— WHAT IS EXPECTED —
Find every line in the records below that holds the word "this", and copy each one.

— MATERIAL SHOWN —
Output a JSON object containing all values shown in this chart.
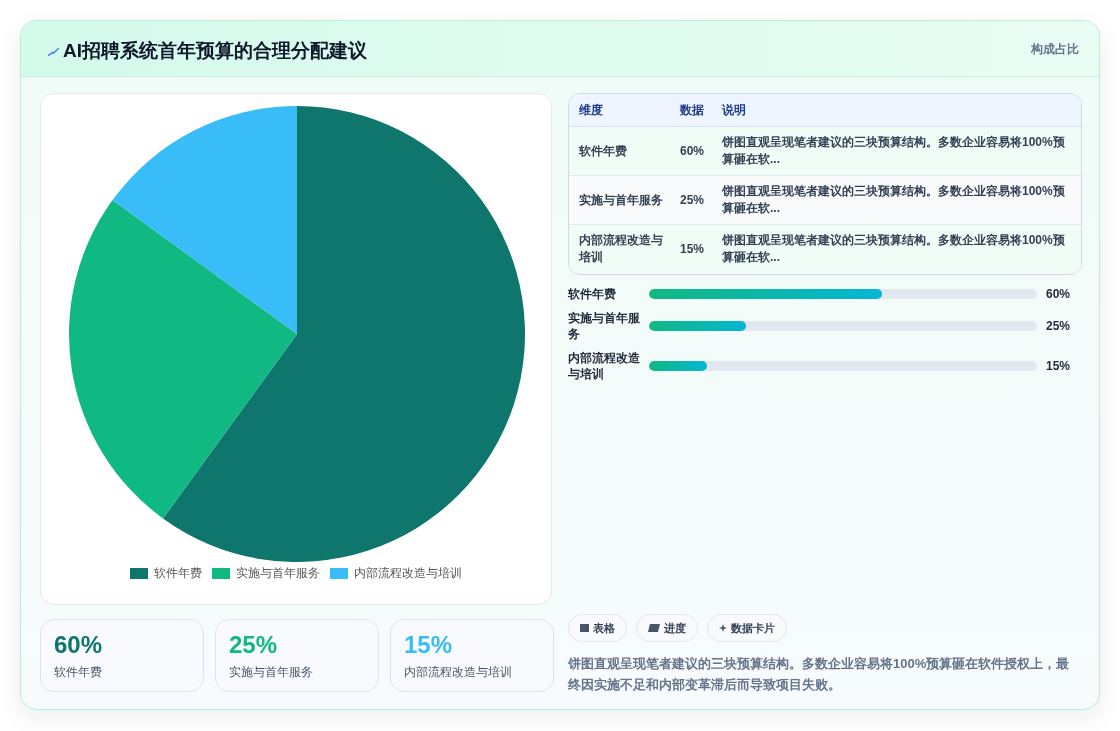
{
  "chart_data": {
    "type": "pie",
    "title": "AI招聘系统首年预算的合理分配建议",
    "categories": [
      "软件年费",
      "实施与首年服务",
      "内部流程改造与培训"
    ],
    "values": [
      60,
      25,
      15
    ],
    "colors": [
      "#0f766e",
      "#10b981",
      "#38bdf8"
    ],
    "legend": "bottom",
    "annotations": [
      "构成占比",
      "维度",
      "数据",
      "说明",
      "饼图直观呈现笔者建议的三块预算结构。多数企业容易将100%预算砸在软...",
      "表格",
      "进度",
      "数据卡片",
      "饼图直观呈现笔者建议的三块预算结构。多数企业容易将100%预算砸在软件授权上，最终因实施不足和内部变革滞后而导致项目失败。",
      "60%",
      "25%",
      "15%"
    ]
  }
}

--

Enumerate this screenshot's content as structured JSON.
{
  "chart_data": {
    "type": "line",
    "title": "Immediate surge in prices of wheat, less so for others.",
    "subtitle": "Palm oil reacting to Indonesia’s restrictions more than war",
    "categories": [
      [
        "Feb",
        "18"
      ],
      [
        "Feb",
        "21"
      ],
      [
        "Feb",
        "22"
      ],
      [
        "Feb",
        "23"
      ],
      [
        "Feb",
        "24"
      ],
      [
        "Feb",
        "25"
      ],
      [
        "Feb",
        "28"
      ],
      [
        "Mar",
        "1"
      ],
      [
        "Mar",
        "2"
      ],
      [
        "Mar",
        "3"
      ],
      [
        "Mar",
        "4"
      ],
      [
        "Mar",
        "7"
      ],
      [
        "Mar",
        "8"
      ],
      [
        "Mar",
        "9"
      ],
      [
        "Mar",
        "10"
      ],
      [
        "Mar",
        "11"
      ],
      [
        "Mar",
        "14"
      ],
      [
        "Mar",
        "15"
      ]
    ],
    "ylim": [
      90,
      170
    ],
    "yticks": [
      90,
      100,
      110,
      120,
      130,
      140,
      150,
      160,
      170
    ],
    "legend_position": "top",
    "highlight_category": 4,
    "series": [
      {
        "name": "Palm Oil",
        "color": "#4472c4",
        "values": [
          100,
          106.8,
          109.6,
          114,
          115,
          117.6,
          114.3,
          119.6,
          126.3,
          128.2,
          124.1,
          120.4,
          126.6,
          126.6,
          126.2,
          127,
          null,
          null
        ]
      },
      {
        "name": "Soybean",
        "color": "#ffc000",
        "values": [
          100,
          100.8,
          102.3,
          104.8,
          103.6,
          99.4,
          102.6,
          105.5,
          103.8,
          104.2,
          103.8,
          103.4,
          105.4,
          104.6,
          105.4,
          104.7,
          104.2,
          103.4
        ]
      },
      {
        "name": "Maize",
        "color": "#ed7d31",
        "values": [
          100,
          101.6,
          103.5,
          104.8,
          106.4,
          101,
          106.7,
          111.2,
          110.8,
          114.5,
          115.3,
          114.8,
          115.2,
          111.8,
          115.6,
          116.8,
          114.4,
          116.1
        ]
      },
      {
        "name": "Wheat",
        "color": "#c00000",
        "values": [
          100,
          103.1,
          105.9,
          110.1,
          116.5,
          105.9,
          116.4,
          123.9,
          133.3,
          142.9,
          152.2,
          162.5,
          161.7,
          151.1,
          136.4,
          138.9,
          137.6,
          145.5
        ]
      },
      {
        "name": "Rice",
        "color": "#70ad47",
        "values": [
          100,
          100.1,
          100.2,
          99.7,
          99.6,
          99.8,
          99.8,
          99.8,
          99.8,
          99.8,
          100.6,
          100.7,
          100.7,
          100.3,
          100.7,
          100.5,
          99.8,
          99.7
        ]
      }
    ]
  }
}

— WRITTEN SOLUTION —
Output a JSON object containing all values shown in this chart.
Enumerate this screenshot's content as structured JSON.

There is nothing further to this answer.